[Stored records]
↓↓↓

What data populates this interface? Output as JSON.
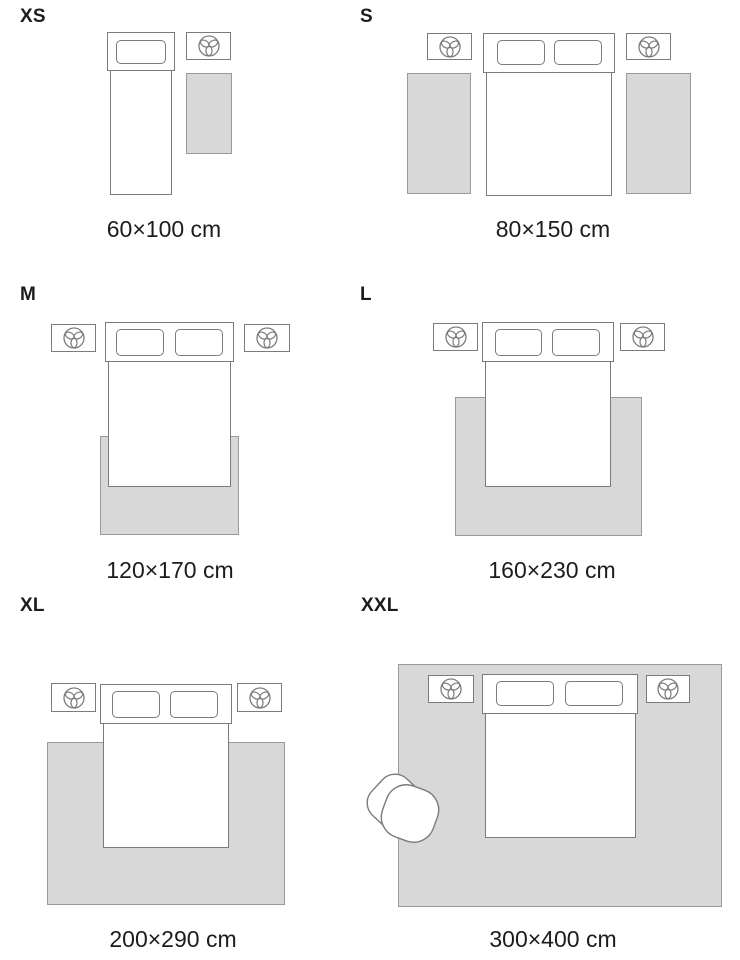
{
  "panels": {
    "xs": {
      "label": "XS",
      "size": "60×100 cm"
    },
    "s": {
      "label": "S",
      "size": "80×150 cm"
    },
    "m": {
      "label": "M",
      "size": "120×170 cm"
    },
    "l": {
      "label": "L",
      "size": "160×230 cm"
    },
    "xl": {
      "label": "XL",
      "size": "200×290 cm"
    },
    "xxl": {
      "label": "XXL",
      "size": "300×400 cm"
    }
  },
  "colors": {
    "background": "#ffffff",
    "rug_fill": "#d8d8d8",
    "rug_border": "#9a9a9a",
    "furniture_border": "#7b7b7b",
    "furniture_fill": "#ffffff",
    "text": "#1c1c1c"
  },
  "icons": {
    "nightstand_icon": "plant-icon (trefoil plant, top view, inside circle)"
  }
}
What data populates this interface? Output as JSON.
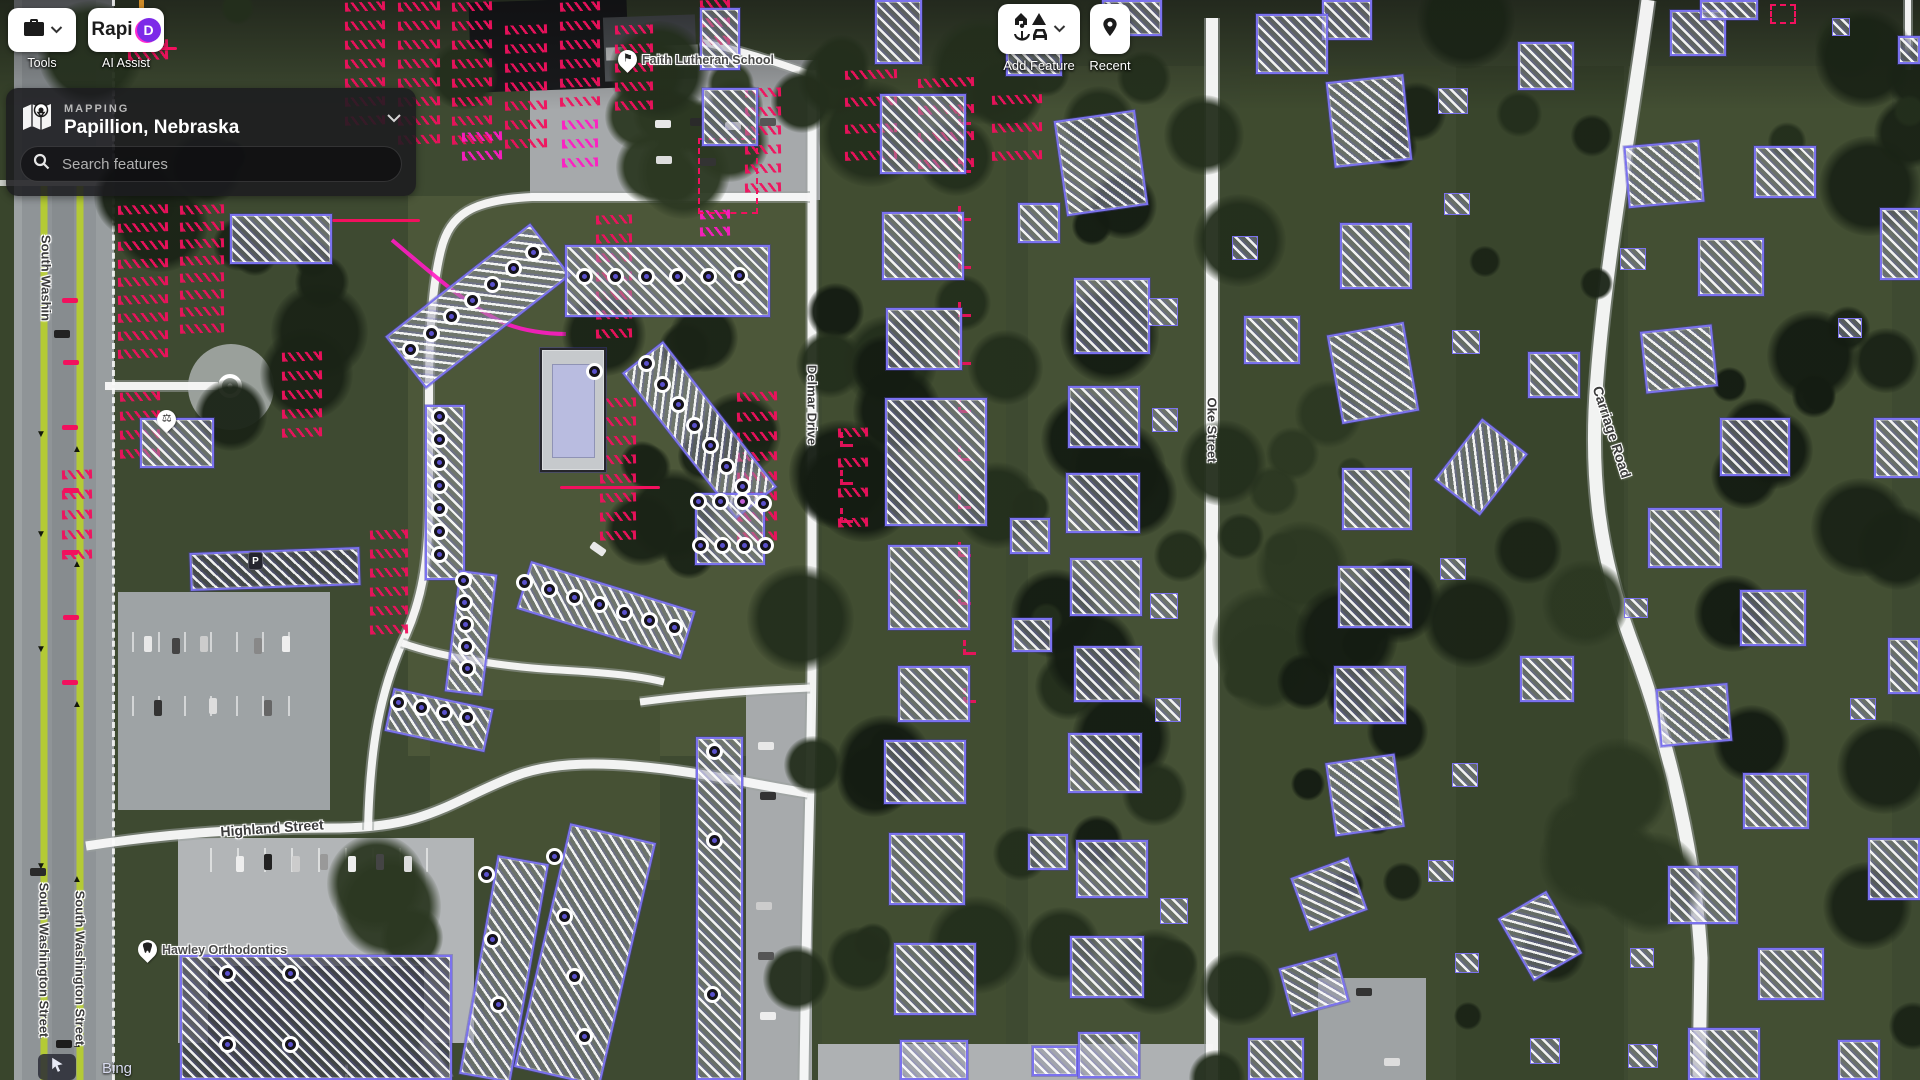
{
  "toolbar": {
    "tools": {
      "label": "Tools"
    },
    "rapid": {
      "logo_text": "Rapi",
      "logo_d": "D",
      "label": "AI Assist"
    },
    "add_feature": {
      "label": "Add Feature"
    },
    "recent": {
      "label": "Recent"
    }
  },
  "panel": {
    "section": "MAPPING",
    "title": "Papillion, Nebraska",
    "search_placeholder": "Search features"
  },
  "attribution": {
    "source": "Bing"
  },
  "map": {
    "colors": {
      "osm_purple": "#7b72ee",
      "ai_red": "#f1115e",
      "ai_magenta": "#ff1cc3",
      "node_fill": "#5a50cc",
      "road_lime": "#b6cc2f",
      "road_white": "#f8f8f8"
    },
    "street_labels": [
      {
        "text": "South Washin",
        "x": 46,
        "y": 278,
        "rot": 90,
        "size": 13
      },
      {
        "text": "South Washington Street",
        "x": 44,
        "y": 960,
        "rot": 90,
        "size": 13
      },
      {
        "text": "South Washington Street",
        "x": 80,
        "y": 968,
        "rot": 90,
        "size": 13
      },
      {
        "text": "Highland Street",
        "x": 272,
        "y": 828,
        "rot": -4,
        "size": 14
      },
      {
        "text": "Delmar Drive",
        "x": 812,
        "y": 405,
        "rot": 90,
        "size": 13
      },
      {
        "text": "Oke Street",
        "x": 1212,
        "y": 430,
        "rot": 90,
        "size": 13
      },
      {
        "text": "Carriage Road",
        "x": 1612,
        "y": 432,
        "rot": 72,
        "size": 14
      }
    ],
    "pois": [
      {
        "label": "Faith Lutheran School",
        "x": 618,
        "y": 50,
        "icon": "school"
      },
      {
        "label": "Hawley Orthodontics",
        "x": 138,
        "y": 940,
        "icon": "tooth"
      },
      {
        "label": "",
        "x": 157,
        "y": 410,
        "icon": "scales"
      },
      {
        "label": "P",
        "x": 248,
        "y": 552,
        "icon": "parking"
      }
    ],
    "roads": [
      {
        "name": "delmar-drive",
        "d": "M812,70 L812,650 C812,760 806,900 804,1080",
        "w": 9
      },
      {
        "name": "oke-street",
        "d": "M1212,18 L1212,1080",
        "w": 12
      },
      {
        "name": "carriage-road",
        "d": "M1648,0 C1632,120 1606,258 1597,378 C1589,478 1599,556 1633,646 C1669,742 1696,858 1701,958 L1699,1080",
        "w": 13
      },
      {
        "name": "highland-street",
        "d": "M86,846 C170,833 250,828 340,828 C430,827 452,800 515,776 C562,758 625,764 672,770 C732,778 772,788 808,793",
        "w": 9
      },
      {
        "name": "complex-loop",
        "d": "M810,197 L532,197 C472,200 450,214 441,250 C433,282 429,330 429,392 L429,500 C429,560 422,602 402,643 C381,692 370,742 368,830",
        "w": 8
      },
      {
        "name": "entrance-road",
        "d": "M105,386 L218,386",
        "w": 8
      },
      {
        "name": "lot-entrance",
        "d": "M640,702 C700,694 760,690 810,688",
        "w": 7
      },
      {
        "name": "complex-cross",
        "d": "M402,643 C450,660 520,668 560,670 C610,673 640,676 664,682",
        "w": 7
      },
      {
        "name": "south-road",
        "d": "M398,1012 C418,1036 436,1060 446,1080",
        "w": 13
      },
      {
        "name": "school-stub",
        "d": "M812,75 C770,60 740,50 700,42",
        "w": 7
      },
      {
        "name": "edge-road",
        "d": "M1908,0 L1908,70",
        "w": 6
      }
    ],
    "lime_lines": [
      {
        "d": "M44,186 L44,1080",
        "w": 7
      },
      {
        "d": "M80,186 L80,1080",
        "w": 7
      }
    ],
    "magenta_lines": [
      {
        "d": "M392,240 C430,272 468,306 502,322 C522,331 548,334 566,334",
        "w": 4
      }
    ],
    "roundabout": {
      "cx": 230,
      "cy": 386,
      "r": 10
    },
    "buildings": [
      [
        386,
        273,
        184,
        66,
        -38,
        "b"
      ],
      [
        565,
        245,
        205,
        72,
        0,
        "b"
      ],
      [
        425,
        405,
        40,
        175,
        0,
        "b"
      ],
      [
        607,
        404,
        185,
        52,
        52,
        "b"
      ],
      [
        695,
        493,
        70,
        72,
        0,
        "bn"
      ],
      [
        452,
        572,
        38,
        122,
        7,
        "b"
      ],
      [
        520,
        585,
        172,
        50,
        17,
        "b"
      ],
      [
        388,
        698,
        102,
        44,
        12,
        "b"
      ],
      [
        696,
        737,
        47,
        343,
        0,
        "b"
      ],
      [
        541,
        830,
        88,
        250,
        13,
        "b"
      ],
      [
        478,
        858,
        52,
        222,
        10,
        "b"
      ],
      [
        180,
        955,
        272,
        125,
        0,
        "b roof"
      ],
      [
        190,
        550,
        170,
        38,
        -2,
        "b roof"
      ],
      [
        230,
        214,
        102,
        50,
        0,
        "b"
      ],
      [
        140,
        418,
        74,
        50,
        0,
        "b"
      ],
      [
        875,
        0,
        47,
        64,
        0,
        "bp"
      ],
      [
        700,
        8,
        40,
        62,
        0,
        "bp"
      ],
      [
        702,
        88,
        56,
        58,
        0,
        "b"
      ],
      [
        540,
        348,
        66,
        124,
        0,
        "pool"
      ],
      [
        880,
        94,
        86,
        80,
        0,
        "b"
      ],
      [
        882,
        212,
        82,
        68,
        0,
        "b"
      ],
      [
        886,
        308,
        76,
        62,
        0,
        "b"
      ],
      [
        885,
        398,
        102,
        128,
        0,
        "bp"
      ],
      [
        888,
        545,
        82,
        85,
        0,
        "bp"
      ],
      [
        898,
        666,
        72,
        56,
        0,
        "b"
      ],
      [
        884,
        740,
        82,
        64,
        0,
        "b"
      ],
      [
        889,
        833,
        76,
        72,
        0,
        "b"
      ],
      [
        894,
        943,
        82,
        72,
        0,
        "b"
      ],
      [
        900,
        1040,
        68,
        40,
        0,
        "b"
      ],
      [
        1006,
        28,
        56,
        48,
        0,
        "b"
      ],
      [
        1018,
        203,
        42,
        40,
        0,
        "b"
      ],
      [
        1010,
        518,
        40,
        36,
        0,
        "b"
      ],
      [
        1012,
        618,
        40,
        34,
        0,
        "b"
      ],
      [
        1028,
        834,
        40,
        36,
        0,
        "b"
      ],
      [
        1032,
        1046,
        46,
        30,
        0,
        "b"
      ],
      [
        1060,
        115,
        82,
        96,
        -8,
        "b"
      ],
      [
        1074,
        278,
        76,
        76,
        0,
        "b"
      ],
      [
        1068,
        386,
        72,
        62,
        0,
        "b"
      ],
      [
        1066,
        473,
        74,
        60,
        0,
        "b"
      ],
      [
        1070,
        558,
        72,
        58,
        0,
        "b"
      ],
      [
        1074,
        646,
        68,
        56,
        0,
        "b"
      ],
      [
        1068,
        733,
        74,
        60,
        0,
        "b"
      ],
      [
        1076,
        840,
        72,
        58,
        0,
        "b"
      ],
      [
        1070,
        936,
        74,
        62,
        0,
        "b"
      ],
      [
        1078,
        1032,
        62,
        46,
        0,
        "b"
      ],
      [
        1148,
        298,
        30,
        28,
        0,
        "b sh"
      ],
      [
        1152,
        408,
        26,
        24,
        0,
        "b sh"
      ],
      [
        1150,
        593,
        28,
        26,
        0,
        "b sh"
      ],
      [
        1155,
        698,
        26,
        24,
        0,
        "b sh"
      ],
      [
        1160,
        898,
        28,
        26,
        0,
        "b sh"
      ],
      [
        1102,
        0,
        60,
        36,
        0,
        "b"
      ],
      [
        1322,
        0,
        50,
        40,
        0,
        "b"
      ],
      [
        1256,
        14,
        72,
        60,
        0,
        "b"
      ],
      [
        1330,
        78,
        78,
        86,
        -6,
        "b"
      ],
      [
        1340,
        223,
        72,
        66,
        0,
        "b"
      ],
      [
        1244,
        316,
        56,
        48,
        0,
        "b"
      ],
      [
        1334,
        328,
        78,
        90,
        -10,
        "b"
      ],
      [
        1342,
        468,
        70,
        62,
        0,
        "b"
      ],
      [
        1338,
        566,
        74,
        62,
        0,
        "b"
      ],
      [
        1334,
        666,
        72,
        58,
        0,
        "b"
      ],
      [
        1330,
        758,
        70,
        74,
        -8,
        "b"
      ],
      [
        1298,
        866,
        62,
        56,
        -20,
        "b"
      ],
      [
        1284,
        960,
        60,
        50,
        -15,
        "b"
      ],
      [
        1248,
        1038,
        56,
        42,
        0,
        "b"
      ],
      [
        1232,
        236,
        26,
        24,
        0,
        "b sh"
      ],
      [
        1438,
        88,
        30,
        26,
        0,
        "b sh"
      ],
      [
        1444,
        193,
        26,
        22,
        0,
        "b sh"
      ],
      [
        1452,
        330,
        28,
        24,
        0,
        "b sh"
      ],
      [
        1440,
        558,
        26,
        22,
        0,
        "b sh"
      ],
      [
        1452,
        763,
        26,
        24,
        0,
        "b sh"
      ],
      [
        1428,
        860,
        26,
        22,
        0,
        "b sh"
      ],
      [
        1455,
        953,
        24,
        20,
        0,
        "b sh"
      ],
      [
        1530,
        1038,
        30,
        26,
        0,
        "b sh"
      ],
      [
        1452,
        428,
        58,
        78,
        38,
        "b"
      ],
      [
        1518,
        42,
        56,
        48,
        0,
        "b"
      ],
      [
        1528,
        352,
        52,
        46,
        0,
        "b"
      ],
      [
        1520,
        656,
        54,
        46,
        0,
        "b"
      ],
      [
        1512,
        900,
        56,
        72,
        -30,
        "b"
      ],
      [
        1670,
        10,
        56,
        46,
        0,
        "b"
      ],
      [
        1700,
        0,
        58,
        20,
        0,
        "b"
      ],
      [
        1832,
        18,
        18,
        18,
        0,
        "b sh"
      ],
      [
        1898,
        36,
        22,
        28,
        0,
        "b"
      ],
      [
        1626,
        143,
        76,
        62,
        -5,
        "b"
      ],
      [
        1754,
        146,
        62,
        52,
        0,
        "b"
      ],
      [
        1698,
        238,
        66,
        58,
        0,
        "b"
      ],
      [
        1643,
        328,
        72,
        62,
        -6,
        "b"
      ],
      [
        1720,
        418,
        70,
        58,
        0,
        "b"
      ],
      [
        1648,
        508,
        74,
        60,
        0,
        "b"
      ],
      [
        1740,
        590,
        66,
        56,
        0,
        "b"
      ],
      [
        1658,
        686,
        72,
        58,
        -5,
        "b"
      ],
      [
        1743,
        773,
        66,
        56,
        0,
        "b"
      ],
      [
        1668,
        866,
        70,
        58,
        0,
        "b"
      ],
      [
        1758,
        948,
        66,
        52,
        0,
        "b"
      ],
      [
        1688,
        1028,
        72,
        52,
        0,
        "b"
      ],
      [
        1880,
        208,
        40,
        72,
        0,
        "b"
      ],
      [
        1874,
        418,
        46,
        60,
        0,
        "b"
      ],
      [
        1888,
        638,
        32,
        56,
        0,
        "b"
      ],
      [
        1868,
        838,
        52,
        62,
        0,
        "b"
      ],
      [
        1838,
        1040,
        42,
        40,
        0,
        "b"
      ],
      [
        1620,
        248,
        26,
        22,
        0,
        "b sh"
      ],
      [
        1838,
        318,
        24,
        20,
        0,
        "b sh"
      ],
      [
        1624,
        598,
        24,
        20,
        0,
        "b sh"
      ],
      [
        1850,
        698,
        26,
        22,
        0,
        "b sh"
      ],
      [
        1630,
        948,
        24,
        20,
        0,
        "b sh"
      ],
      [
        1628,
        1044,
        30,
        24,
        0,
        "b sh"
      ]
    ],
    "nodes": [
      [
        416,
        355
      ],
      [
        437,
        339
      ],
      [
        457,
        322
      ],
      [
        478,
        306
      ],
      [
        498,
        290
      ],
      [
        519,
        274
      ],
      [
        539,
        258
      ],
      [
        590,
        282
      ],
      [
        621,
        282
      ],
      [
        652,
        282
      ],
      [
        683,
        282
      ],
      [
        714,
        282
      ],
      [
        745,
        281
      ],
      [
        445,
        422
      ],
      [
        445,
        445
      ],
      [
        445,
        468
      ],
      [
        445,
        491
      ],
      [
        445,
        514
      ],
      [
        445,
        537
      ],
      [
        445,
        560
      ],
      [
        652,
        369
      ],
      [
        668,
        390
      ],
      [
        684,
        410
      ],
      [
        700,
        431
      ],
      [
        716,
        451
      ],
      [
        732,
        472
      ],
      [
        748,
        492
      ],
      [
        704,
        507
      ],
      [
        726,
        507
      ],
      [
        748,
        507,
        1
      ],
      [
        769,
        509
      ],
      [
        706,
        551
      ],
      [
        728,
        551
      ],
      [
        750,
        551
      ],
      [
        771,
        551
      ],
      [
        469,
        586
      ],
      [
        470,
        608
      ],
      [
        471,
        630
      ],
      [
        472,
        652
      ],
      [
        473,
        674
      ],
      [
        530,
        588
      ],
      [
        555,
        595
      ],
      [
        580,
        603
      ],
      [
        605,
        610
      ],
      [
        630,
        618
      ],
      [
        655,
        626
      ],
      [
        680,
        633
      ],
      [
        404,
        708
      ],
      [
        427,
        713
      ],
      [
        450,
        718
      ],
      [
        473,
        723
      ],
      [
        720,
        757
      ],
      [
        720,
        846
      ],
      [
        718,
        1000
      ],
      [
        560,
        862
      ],
      [
        570,
        922
      ],
      [
        580,
        982
      ],
      [
        590,
        1042
      ],
      [
        492,
        880
      ],
      [
        498,
        945
      ],
      [
        504,
        1010
      ],
      [
        233,
        979
      ],
      [
        296,
        979
      ],
      [
        233,
        1050
      ],
      [
        296,
        1050
      ],
      [
        600,
        377
      ]
    ],
    "red_rows": [
      [
        118,
        205,
        9,
        50,
        18
      ],
      [
        180,
        205,
        8,
        44,
        17
      ],
      [
        345,
        2,
        7,
        40,
        19
      ],
      [
        398,
        2,
        8,
        42,
        19
      ],
      [
        452,
        2,
        8,
        40,
        19
      ],
      [
        505,
        25,
        7,
        42,
        19
      ],
      [
        560,
        2,
        6,
        40,
        19
      ],
      [
        615,
        25,
        5,
        38,
        19
      ],
      [
        596,
        215,
        7,
        36,
        19
      ],
      [
        745,
        88,
        6,
        36,
        19
      ],
      [
        737,
        392,
        8,
        40,
        20
      ],
      [
        600,
        398,
        8,
        36,
        19
      ],
      [
        370,
        530,
        6,
        38,
        19
      ],
      [
        845,
        70,
        4,
        52,
        27
      ],
      [
        918,
        78,
        4,
        56,
        27
      ],
      [
        992,
        95,
        3,
        50,
        28
      ],
      [
        838,
        428,
        4,
        30,
        30
      ],
      [
        282,
        352,
        5,
        40,
        19
      ],
      [
        120,
        392,
        4,
        40,
        19
      ],
      [
        62,
        470,
        5,
        30,
        20
      ],
      [
        700,
        0,
        3,
        30,
        18
      ],
      [
        128,
        40,
        2,
        40,
        11
      ]
    ],
    "magenta_rows": [
      [
        562,
        120,
        3,
        36,
        19
      ],
      [
        462,
        132,
        2,
        40,
        19
      ],
      [
        700,
        210,
        2,
        30,
        17
      ]
    ],
    "red_ticks": [
      [
        958,
        110
      ],
      [
        958,
        158
      ],
      [
        958,
        206
      ],
      [
        958,
        254
      ],
      [
        958,
        302
      ],
      [
        958,
        350
      ],
      [
        958,
        398
      ],
      [
        958,
        446
      ],
      [
        958,
        494
      ],
      [
        958,
        542
      ],
      [
        958,
        590
      ],
      [
        963,
        640
      ],
      [
        963,
        688
      ],
      [
        840,
        432
      ],
      [
        840,
        470
      ],
      [
        840,
        508
      ]
    ],
    "red_small_dashes": [
      [
        62,
        298
      ],
      [
        63,
        360
      ],
      [
        62,
        425
      ],
      [
        63,
        488
      ],
      [
        62,
        550
      ],
      [
        63,
        615
      ],
      [
        62,
        680
      ]
    ],
    "red_lines": [
      [
        332,
        219,
        88,
        3
      ],
      [
        133,
        47,
        44,
        3
      ],
      [
        560,
        486,
        100,
        3
      ]
    ],
    "red_dashed_rects": [
      [
        698,
        138,
        60,
        76
      ],
      [
        1770,
        4,
        26,
        20
      ]
    ]
  }
}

↑↑↑

§ **What the task requires**:
Of the lines above, how many include the word "name"? Reply with the number alone.

§ **Worked answer**:
11